BEGIN INPUT FOR THIS TASK

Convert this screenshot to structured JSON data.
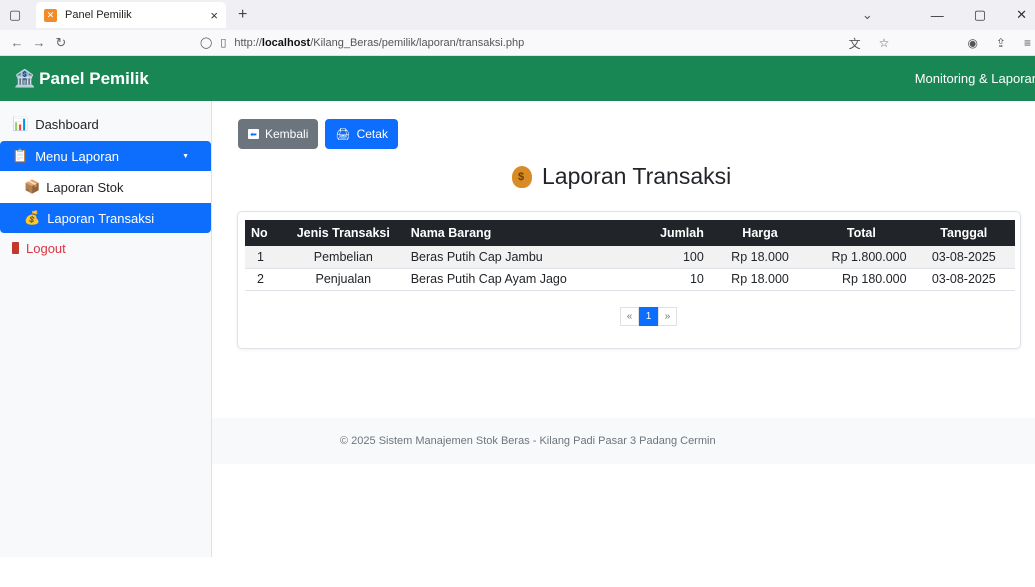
{
  "browser": {
    "tab_title": "Panel Pemilik",
    "url_prefix": "http://",
    "url_host": "localhost",
    "url_path": "/Kilang_Beras/pemilik/laporan/transaksi.php"
  },
  "header": {
    "brand": "Panel Pemilik",
    "right_text": "Monitoring & Laporan"
  },
  "sidebar": {
    "items": [
      {
        "label": "Dashboard"
      },
      {
        "label": "Menu Laporan"
      },
      {
        "label": "Laporan Stok"
      },
      {
        "label": "Laporan Transaksi"
      },
      {
        "label": "Logout"
      }
    ]
  },
  "toolbar": {
    "back_label": "Kembali",
    "print_label": "Cetak"
  },
  "page": {
    "title": "Laporan Transaksi"
  },
  "table": {
    "headers": [
      "No",
      "Jenis Transaksi",
      "Nama Barang",
      "Jumlah",
      "Harga",
      "Total",
      "Tanggal"
    ],
    "rows": [
      [
        "1",
        "Pembelian",
        "Beras Putih Cap Jambu",
        "100",
        "Rp 18.000",
        "Rp 1.800.000",
        "03-08-2025"
      ],
      [
        "2",
        "Penjualan",
        "Beras Putih Cap Ayam Jago",
        "10",
        "Rp 18.000",
        "Rp 180.000",
        "03-08-2025"
      ]
    ]
  },
  "pagination": {
    "prev": "«",
    "current": "1",
    "next": "»"
  },
  "footer": {
    "text": "© 2025 Sistem Manajemen Stok Beras - Kilang Padi Pasar 3 Padang Cermin"
  }
}
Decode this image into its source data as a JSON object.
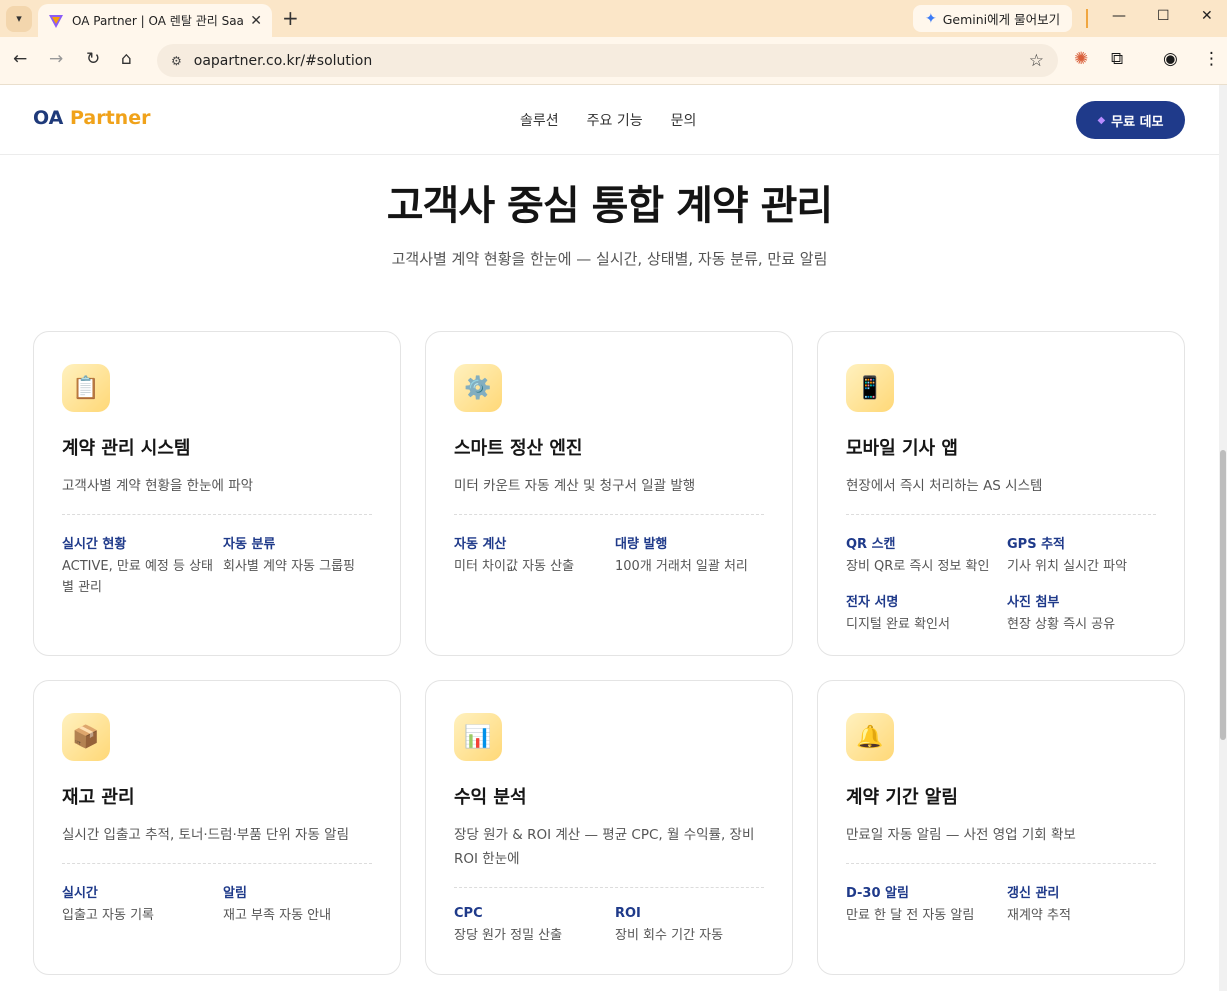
{
  "browser": {
    "tab_title": "OA Partner | OA 렌탈 관리 Saa",
    "url": "oapartner.co.kr/#solution",
    "gemini_label": "Gemini에게 물어보기"
  },
  "header": {
    "brand_oa": "OA",
    "brand_partner": "Partner",
    "menu": [
      "솔루션",
      "주요 기능",
      "문의"
    ],
    "demo_label": "무료 데모"
  },
  "hero": {
    "title": "고객사 중심 통합 계약 관리",
    "subtitle": "고객사별 계약 현황을 한눈에 — 실시간, 상태별, 자동 분류, 만료 알림"
  },
  "cards": [
    {
      "icon": "clipboard-icon",
      "glyph": "📋",
      "title": "계약 관리 시스템",
      "desc": "고객사별 계약 현황을 한눈에 파악",
      "features": [
        {
          "name": "실시간 현황",
          "desc": "ACTIVE, 만료 예정 등 상태별 관리"
        },
        {
          "name": "자동 분류",
          "desc": "회사별 계약 자동 그룹핑"
        }
      ]
    },
    {
      "icon": "gear-icon",
      "glyph": "⚙️",
      "title": "스마트 정산 엔진",
      "desc": "미터 카운트 자동 계산 및 청구서 일괄 발행",
      "features": [
        {
          "name": "자동 계산",
          "desc": "미터 차이값 자동 산출"
        },
        {
          "name": "대량 발행",
          "desc": "100개 거래처 일괄 처리"
        }
      ]
    },
    {
      "icon": "phone-app-icon",
      "glyph": "📱",
      "title": "모바일 기사 앱",
      "desc": "현장에서 즉시 처리하는 AS 시스템",
      "features": [
        {
          "name": "QR 스캔",
          "desc": "장비 QR로 즉시 정보 확인"
        },
        {
          "name": "GPS 추적",
          "desc": "기사 위치 실시간 파악"
        },
        {
          "name": "전자 서명",
          "desc": "디지털 완료 확인서"
        },
        {
          "name": "사진 첨부",
          "desc": "현장 상황 즉시 공유"
        }
      ]
    },
    {
      "icon": "package-icon",
      "glyph": "📦",
      "title": "재고 관리",
      "desc": "실시간 입출고 추적, 토너·드럼·부품 단위 자동 알림",
      "features": [
        {
          "name": "실시간",
          "desc": "입출고 자동 기록"
        },
        {
          "name": "알림",
          "desc": "재고 부족 자동 안내"
        }
      ]
    },
    {
      "icon": "bar-chart-icon",
      "glyph": "📊",
      "title": "수익 분석",
      "desc": "장당 원가 & ROI 계산 — 평균 CPC, 월 수익률, 장비 ROI 한눈에",
      "features": [
        {
          "name": "CPC",
          "desc": "장당 원가 정밀 산출"
        },
        {
          "name": "ROI",
          "desc": "장비 회수 기간 자동"
        }
      ]
    },
    {
      "icon": "bell-icon",
      "glyph": "🔔",
      "title": "계약 기간 알림",
      "desc": "만료일 자동 알림 — 사전 영업 기회 확보",
      "features": [
        {
          "name": "D-30 알림",
          "desc": "만료 한 달 전 자동 알림"
        },
        {
          "name": "갱신 관리",
          "desc": "재계약 추적"
        }
      ]
    }
  ]
}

END INPUT FOR THIS TASK

# GOAL OF THE EXERCISE
Repeat the listing above exactly, with no pictures.

# SOLUTION TO THIS EXERCISE
Convert this screenshot to structured JSON data.
{
  "browser": {
    "tab_title": "Panel Pemilik",
    "url_prefix": "http://",
    "url_host": "localhost",
    "url_path": "/Kilang_Beras/pemilik/laporan/transaksi.php"
  },
  "header": {
    "brand": "Panel Pemilik",
    "right_text": "Monitoring & Laporan"
  },
  "sidebar": {
    "items": [
      {
        "label": "Dashboard"
      },
      {
        "label": "Menu Laporan"
      },
      {
        "label": "Laporan Stok"
      },
      {
        "label": "Laporan Transaksi"
      },
      {
        "label": "Logout"
      }
    ]
  },
  "toolbar": {
    "back_label": "Kembali",
    "print_label": "Cetak"
  },
  "page": {
    "title": "Laporan Transaksi"
  },
  "table": {
    "headers": [
      "No",
      "Jenis Transaksi",
      "Nama Barang",
      "Jumlah",
      "Harga",
      "Total",
      "Tanggal"
    ],
    "rows": [
      [
        "1",
        "Pembelian",
        "Beras Putih Cap Jambu",
        "100",
        "Rp 18.000",
        "Rp 1.800.000",
        "03-08-2025"
      ],
      [
        "2",
        "Penjualan",
        "Beras Putih Cap Ayam Jago",
        "10",
        "Rp 18.000",
        "Rp 180.000",
        "03-08-2025"
      ]
    ]
  },
  "pagination": {
    "prev": "«",
    "current": "1",
    "next": "»"
  },
  "footer": {
    "text": "© 2025 Sistem Manajemen Stok Beras - Kilang Padi Pasar 3 Padang Cermin"
  }
}
Decode this image into its source data as a JSON object.
{
  "browser": {
    "tab_title": "OA Partner | OA 렌탈 관리 Saa",
    "url": "oapartner.co.kr/#solution",
    "gemini_label": "Gemini에게 물어보기"
  },
  "header": {
    "brand_oa": "OA",
    "brand_partner": "Partner",
    "menu": [
      "솔루션",
      "주요 기능",
      "문의"
    ],
    "demo_label": "무료 데모"
  },
  "hero": {
    "title": "고객사 중심 통합 계약 관리",
    "subtitle": "고객사별 계약 현황을 한눈에 — 실시간, 상태별, 자동 분류, 만료 알림"
  },
  "cards": [
    {
      "icon": "clipboard-icon",
      "glyph": "📋",
      "title": "계약 관리 시스템",
      "desc": "고객사별 계약 현황을 한눈에 파악",
      "features": [
        {
          "name": "실시간 현황",
          "desc": "ACTIVE, 만료 예정 등 상태별 관리"
        },
        {
          "name": "자동 분류",
          "desc": "회사별 계약 자동 그룹핑"
        }
      ]
    },
    {
      "icon": "gear-icon",
      "glyph": "⚙️",
      "title": "스마트 정산 엔진",
      "desc": "미터 카운트 자동 계산 및 청구서 일괄 발행",
      "features": [
        {
          "name": "자동 계산",
          "desc": "미터 차이값 자동 산출"
        },
        {
          "name": "대량 발행",
          "desc": "100개 거래처 일괄 처리"
        }
      ]
    },
    {
      "icon": "phone-app-icon",
      "glyph": "📱",
      "title": "모바일 기사 앱",
      "desc": "현장에서 즉시 처리하는 AS 시스템",
      "features": [
        {
          "name": "QR 스캔",
          "desc": "장비 QR로 즉시 정보 확인"
        },
        {
          "name": "GPS 추적",
          "desc": "기사 위치 실시간 파악"
        },
        {
          "name": "전자 서명",
          "desc": "디지털 완료 확인서"
        },
        {
          "name": "사진 첨부",
          "desc": "현장 상황 즉시 공유"
        }
      ]
    },
    {
      "icon": "package-icon",
      "glyph": "📦",
      "title": "재고 관리",
      "desc": "실시간 입출고 추적, 토너·드럼·부품 단위 자동 알림",
      "features": [
        {
          "name": "실시간",
          "desc": "입출고 자동 기록"
        },
        {
          "name": "알림",
          "desc": "재고 부족 자동 안내"
        }
      ]
    },
    {
      "icon": "bar-chart-icon",
      "glyph": "📊",
      "title": "수익 분석",
      "desc": "장당 원가 & ROI 계산 — 평균 CPC, 월 수익률, 장비 ROI 한눈에",
      "features": [
        {
          "name": "CPC",
          "desc": "장당 원가 정밀 산출"
        },
        {
          "name": "ROI",
          "desc": "장비 회수 기간 자동"
        }
      ]
    },
    {
      "icon": "bell-icon",
      "glyph": "🔔",
      "title": "계약 기간 알림",
      "desc": "만료일 자동 알림 — 사전 영업 기회 확보",
      "features": [
        {
          "name": "D-30 알림",
          "desc": "만료 한 달 전 자동 알림"
        },
        {
          "name": "갱신 관리",
          "desc": "재계약 추적"
        }
      ]
    }
  ]
}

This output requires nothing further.